PROVIDED ENTRIES:

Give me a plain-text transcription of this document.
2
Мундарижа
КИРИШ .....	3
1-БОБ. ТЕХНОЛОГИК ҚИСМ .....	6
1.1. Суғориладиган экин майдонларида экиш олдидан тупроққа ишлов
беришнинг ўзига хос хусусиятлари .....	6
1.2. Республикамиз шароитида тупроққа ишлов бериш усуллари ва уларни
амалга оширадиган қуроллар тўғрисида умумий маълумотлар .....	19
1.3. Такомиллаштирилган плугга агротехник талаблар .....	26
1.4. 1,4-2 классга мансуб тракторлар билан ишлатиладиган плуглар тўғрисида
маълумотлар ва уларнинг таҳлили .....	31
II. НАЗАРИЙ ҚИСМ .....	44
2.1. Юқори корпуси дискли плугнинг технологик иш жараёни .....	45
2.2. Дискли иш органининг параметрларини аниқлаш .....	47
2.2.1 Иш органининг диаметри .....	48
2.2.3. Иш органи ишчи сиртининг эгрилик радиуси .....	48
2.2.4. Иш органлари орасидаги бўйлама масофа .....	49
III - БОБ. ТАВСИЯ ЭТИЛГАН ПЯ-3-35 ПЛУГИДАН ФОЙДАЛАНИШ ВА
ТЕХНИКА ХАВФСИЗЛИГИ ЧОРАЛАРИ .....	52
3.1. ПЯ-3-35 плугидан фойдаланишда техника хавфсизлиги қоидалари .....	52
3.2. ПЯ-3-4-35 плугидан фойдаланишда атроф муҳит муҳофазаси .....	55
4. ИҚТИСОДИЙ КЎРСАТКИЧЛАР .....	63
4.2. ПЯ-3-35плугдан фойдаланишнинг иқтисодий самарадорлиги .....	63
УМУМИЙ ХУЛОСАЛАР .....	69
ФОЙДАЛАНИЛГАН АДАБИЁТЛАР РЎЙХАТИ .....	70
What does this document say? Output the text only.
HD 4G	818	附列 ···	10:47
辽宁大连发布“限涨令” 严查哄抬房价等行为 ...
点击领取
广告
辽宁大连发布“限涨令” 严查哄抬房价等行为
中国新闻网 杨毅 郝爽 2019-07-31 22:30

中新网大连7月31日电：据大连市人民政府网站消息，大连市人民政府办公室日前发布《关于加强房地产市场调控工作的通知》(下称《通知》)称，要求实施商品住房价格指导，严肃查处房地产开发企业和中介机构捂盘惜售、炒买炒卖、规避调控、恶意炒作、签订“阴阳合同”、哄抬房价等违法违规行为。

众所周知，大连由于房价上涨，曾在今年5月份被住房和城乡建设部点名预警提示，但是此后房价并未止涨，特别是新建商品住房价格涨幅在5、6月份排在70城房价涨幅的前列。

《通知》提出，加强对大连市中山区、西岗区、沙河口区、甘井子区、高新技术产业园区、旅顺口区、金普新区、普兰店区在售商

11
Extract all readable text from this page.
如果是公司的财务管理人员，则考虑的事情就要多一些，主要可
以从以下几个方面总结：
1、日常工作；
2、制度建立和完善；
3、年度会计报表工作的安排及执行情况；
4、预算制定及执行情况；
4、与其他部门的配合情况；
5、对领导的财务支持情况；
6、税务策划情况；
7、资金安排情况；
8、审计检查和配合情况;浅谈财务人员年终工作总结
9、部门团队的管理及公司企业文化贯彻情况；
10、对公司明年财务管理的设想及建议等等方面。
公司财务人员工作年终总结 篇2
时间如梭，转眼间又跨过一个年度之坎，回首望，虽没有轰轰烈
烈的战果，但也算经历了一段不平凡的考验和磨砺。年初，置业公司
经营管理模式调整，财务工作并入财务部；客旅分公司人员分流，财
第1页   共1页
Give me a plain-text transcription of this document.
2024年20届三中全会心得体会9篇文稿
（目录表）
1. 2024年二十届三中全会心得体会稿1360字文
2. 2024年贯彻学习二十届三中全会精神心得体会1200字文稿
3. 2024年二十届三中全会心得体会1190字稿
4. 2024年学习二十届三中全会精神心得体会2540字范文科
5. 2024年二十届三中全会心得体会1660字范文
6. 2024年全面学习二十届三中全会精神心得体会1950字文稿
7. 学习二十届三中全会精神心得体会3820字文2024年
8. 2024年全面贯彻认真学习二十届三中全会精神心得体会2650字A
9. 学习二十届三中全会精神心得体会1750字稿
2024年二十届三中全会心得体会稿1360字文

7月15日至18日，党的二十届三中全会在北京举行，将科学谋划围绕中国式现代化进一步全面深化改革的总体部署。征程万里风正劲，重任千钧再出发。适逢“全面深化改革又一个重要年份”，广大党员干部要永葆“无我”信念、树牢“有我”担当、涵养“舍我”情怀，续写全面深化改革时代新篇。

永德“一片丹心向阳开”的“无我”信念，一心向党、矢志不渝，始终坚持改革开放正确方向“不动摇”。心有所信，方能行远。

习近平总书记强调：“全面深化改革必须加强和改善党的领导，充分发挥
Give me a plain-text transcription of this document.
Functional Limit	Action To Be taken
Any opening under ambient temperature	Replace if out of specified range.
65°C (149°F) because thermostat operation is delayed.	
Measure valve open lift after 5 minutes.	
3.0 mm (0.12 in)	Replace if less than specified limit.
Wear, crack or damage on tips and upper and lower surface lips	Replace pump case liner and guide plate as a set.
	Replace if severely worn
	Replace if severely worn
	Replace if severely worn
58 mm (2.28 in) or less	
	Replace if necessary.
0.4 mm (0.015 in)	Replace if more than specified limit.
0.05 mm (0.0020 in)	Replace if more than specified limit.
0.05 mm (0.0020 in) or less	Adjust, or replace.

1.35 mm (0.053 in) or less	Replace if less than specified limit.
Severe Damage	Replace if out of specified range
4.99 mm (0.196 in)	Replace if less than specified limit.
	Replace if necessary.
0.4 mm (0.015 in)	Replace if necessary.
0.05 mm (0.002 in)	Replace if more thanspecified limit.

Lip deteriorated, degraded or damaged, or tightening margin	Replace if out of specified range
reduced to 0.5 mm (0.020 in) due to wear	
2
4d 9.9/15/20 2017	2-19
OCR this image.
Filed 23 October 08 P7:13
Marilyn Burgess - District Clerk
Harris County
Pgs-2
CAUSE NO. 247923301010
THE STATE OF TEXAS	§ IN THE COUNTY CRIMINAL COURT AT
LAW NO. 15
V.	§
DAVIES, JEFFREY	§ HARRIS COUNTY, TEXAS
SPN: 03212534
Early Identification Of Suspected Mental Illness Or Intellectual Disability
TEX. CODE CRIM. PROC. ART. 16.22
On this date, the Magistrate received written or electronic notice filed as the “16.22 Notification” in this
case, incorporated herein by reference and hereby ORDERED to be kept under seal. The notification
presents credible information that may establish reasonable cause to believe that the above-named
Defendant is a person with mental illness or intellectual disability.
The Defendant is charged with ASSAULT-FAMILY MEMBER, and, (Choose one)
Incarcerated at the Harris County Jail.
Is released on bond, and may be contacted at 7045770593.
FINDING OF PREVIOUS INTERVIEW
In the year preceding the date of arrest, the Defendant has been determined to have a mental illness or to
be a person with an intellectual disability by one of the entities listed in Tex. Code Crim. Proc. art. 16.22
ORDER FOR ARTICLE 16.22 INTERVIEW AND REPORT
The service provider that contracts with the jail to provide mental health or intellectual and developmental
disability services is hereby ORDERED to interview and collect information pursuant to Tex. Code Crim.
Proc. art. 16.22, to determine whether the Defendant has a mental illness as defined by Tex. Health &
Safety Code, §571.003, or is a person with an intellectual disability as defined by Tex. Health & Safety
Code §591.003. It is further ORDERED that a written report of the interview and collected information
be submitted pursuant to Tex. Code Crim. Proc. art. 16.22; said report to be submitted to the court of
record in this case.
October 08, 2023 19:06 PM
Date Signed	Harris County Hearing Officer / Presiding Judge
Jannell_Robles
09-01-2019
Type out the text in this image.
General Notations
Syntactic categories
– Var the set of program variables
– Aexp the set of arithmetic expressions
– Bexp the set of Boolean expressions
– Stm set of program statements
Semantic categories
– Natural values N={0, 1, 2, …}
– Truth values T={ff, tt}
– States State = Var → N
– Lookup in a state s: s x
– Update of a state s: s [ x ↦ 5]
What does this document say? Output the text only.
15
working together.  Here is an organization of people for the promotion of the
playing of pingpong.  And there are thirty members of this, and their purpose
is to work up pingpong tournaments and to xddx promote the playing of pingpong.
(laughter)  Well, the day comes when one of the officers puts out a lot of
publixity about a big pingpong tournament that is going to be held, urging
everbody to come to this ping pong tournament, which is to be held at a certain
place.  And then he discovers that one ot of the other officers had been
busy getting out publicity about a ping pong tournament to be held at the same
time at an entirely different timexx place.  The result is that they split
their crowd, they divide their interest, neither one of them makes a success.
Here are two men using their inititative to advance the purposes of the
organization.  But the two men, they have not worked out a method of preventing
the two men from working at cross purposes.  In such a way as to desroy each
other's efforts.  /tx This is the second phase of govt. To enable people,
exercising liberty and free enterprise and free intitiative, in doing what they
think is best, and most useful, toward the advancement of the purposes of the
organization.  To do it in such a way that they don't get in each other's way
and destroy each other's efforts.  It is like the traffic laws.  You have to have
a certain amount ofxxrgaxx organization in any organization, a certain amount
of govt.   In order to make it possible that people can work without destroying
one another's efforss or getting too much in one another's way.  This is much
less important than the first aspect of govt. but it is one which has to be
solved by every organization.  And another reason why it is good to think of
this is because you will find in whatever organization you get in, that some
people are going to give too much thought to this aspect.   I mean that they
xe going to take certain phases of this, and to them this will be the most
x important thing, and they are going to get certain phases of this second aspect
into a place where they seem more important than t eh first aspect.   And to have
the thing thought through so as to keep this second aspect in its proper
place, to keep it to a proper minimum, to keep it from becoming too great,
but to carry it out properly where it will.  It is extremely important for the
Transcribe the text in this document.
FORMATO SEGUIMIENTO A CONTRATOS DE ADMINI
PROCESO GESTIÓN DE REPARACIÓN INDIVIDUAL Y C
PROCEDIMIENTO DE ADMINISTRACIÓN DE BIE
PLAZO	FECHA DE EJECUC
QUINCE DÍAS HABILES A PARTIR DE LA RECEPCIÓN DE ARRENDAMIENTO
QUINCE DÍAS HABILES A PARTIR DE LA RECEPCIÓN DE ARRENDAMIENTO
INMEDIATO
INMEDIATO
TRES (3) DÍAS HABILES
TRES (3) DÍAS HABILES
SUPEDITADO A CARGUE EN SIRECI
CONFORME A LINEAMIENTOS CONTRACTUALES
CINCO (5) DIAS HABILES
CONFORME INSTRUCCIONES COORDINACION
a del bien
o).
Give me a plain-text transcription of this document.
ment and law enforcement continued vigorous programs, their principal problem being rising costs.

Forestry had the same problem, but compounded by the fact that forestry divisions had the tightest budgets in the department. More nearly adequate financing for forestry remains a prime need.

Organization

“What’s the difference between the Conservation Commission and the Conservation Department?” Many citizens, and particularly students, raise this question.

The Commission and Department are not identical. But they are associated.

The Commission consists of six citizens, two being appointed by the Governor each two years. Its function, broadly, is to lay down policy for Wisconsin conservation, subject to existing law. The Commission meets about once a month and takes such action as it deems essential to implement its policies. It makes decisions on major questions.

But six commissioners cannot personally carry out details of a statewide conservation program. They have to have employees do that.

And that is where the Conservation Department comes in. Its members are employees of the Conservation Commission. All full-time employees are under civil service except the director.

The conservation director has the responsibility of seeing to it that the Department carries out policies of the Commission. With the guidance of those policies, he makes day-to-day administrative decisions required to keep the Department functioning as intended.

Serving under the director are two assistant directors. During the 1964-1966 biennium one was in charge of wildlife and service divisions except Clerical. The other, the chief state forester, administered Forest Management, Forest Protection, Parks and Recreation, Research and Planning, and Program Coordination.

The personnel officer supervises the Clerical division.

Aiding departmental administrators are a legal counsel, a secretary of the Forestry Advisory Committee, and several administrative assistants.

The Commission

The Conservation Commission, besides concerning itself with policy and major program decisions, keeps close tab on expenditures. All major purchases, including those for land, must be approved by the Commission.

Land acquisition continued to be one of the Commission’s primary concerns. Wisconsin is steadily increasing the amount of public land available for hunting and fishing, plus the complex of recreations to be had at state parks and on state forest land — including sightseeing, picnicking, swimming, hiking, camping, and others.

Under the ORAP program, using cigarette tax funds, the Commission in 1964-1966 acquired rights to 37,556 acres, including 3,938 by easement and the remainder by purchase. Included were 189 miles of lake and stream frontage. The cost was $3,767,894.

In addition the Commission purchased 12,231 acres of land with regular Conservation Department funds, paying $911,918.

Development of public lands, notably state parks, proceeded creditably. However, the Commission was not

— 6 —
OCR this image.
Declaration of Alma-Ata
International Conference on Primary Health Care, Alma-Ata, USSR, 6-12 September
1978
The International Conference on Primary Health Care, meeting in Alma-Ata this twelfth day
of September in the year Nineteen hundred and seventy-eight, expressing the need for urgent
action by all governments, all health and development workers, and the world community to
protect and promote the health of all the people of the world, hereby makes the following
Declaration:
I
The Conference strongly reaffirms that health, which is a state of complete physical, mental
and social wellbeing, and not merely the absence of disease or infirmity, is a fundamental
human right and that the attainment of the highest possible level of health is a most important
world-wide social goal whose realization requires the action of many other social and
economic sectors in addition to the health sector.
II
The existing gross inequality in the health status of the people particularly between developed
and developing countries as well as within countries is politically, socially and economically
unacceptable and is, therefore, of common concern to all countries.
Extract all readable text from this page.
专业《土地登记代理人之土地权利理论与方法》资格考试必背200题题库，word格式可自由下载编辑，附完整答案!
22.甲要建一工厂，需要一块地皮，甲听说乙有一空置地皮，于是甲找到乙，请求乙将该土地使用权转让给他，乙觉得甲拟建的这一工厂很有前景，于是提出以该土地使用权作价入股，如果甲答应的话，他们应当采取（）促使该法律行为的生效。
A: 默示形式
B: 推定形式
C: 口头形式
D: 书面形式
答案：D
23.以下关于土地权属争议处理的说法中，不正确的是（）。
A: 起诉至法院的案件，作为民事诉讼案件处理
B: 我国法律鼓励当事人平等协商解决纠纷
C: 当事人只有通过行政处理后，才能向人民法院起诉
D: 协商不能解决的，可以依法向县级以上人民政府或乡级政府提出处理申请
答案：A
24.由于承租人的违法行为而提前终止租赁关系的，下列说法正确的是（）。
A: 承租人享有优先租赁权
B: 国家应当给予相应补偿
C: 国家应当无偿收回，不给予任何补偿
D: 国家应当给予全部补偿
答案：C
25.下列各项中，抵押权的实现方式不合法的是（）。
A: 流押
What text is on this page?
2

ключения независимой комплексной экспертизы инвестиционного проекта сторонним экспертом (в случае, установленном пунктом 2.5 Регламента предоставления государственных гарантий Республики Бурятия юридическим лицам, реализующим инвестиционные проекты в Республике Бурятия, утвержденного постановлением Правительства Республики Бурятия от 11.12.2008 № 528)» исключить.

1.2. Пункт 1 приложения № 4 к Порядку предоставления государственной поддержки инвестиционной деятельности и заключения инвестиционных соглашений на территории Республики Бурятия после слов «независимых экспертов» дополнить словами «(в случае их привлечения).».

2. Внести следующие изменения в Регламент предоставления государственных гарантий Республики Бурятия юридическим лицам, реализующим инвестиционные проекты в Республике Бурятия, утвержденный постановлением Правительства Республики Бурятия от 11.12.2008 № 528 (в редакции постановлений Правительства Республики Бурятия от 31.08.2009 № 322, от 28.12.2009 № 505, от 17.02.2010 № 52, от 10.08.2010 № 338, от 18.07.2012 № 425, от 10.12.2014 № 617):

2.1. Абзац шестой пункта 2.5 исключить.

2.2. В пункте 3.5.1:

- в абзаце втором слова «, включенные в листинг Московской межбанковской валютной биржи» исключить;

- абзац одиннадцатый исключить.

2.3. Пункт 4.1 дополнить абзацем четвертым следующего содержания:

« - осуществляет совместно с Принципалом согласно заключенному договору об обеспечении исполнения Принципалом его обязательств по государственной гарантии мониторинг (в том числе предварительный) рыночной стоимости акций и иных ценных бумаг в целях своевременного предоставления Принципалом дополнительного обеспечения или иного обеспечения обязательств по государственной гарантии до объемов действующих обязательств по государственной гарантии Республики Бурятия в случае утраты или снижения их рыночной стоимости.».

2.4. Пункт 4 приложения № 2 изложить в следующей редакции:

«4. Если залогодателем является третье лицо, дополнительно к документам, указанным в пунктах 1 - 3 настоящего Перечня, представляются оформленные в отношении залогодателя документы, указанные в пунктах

TASK DIRECTIONS: From the entries above, list each line with "going" in it.

SOLUTION:
publixity about a big pingpong tournament that is going to be held, urging
people are going to give too much thought to this aspect.   I mean that they
xe going to take certain phases of this, and to them this will be the most
x important thing, and they are going to get certain phases of this second aspect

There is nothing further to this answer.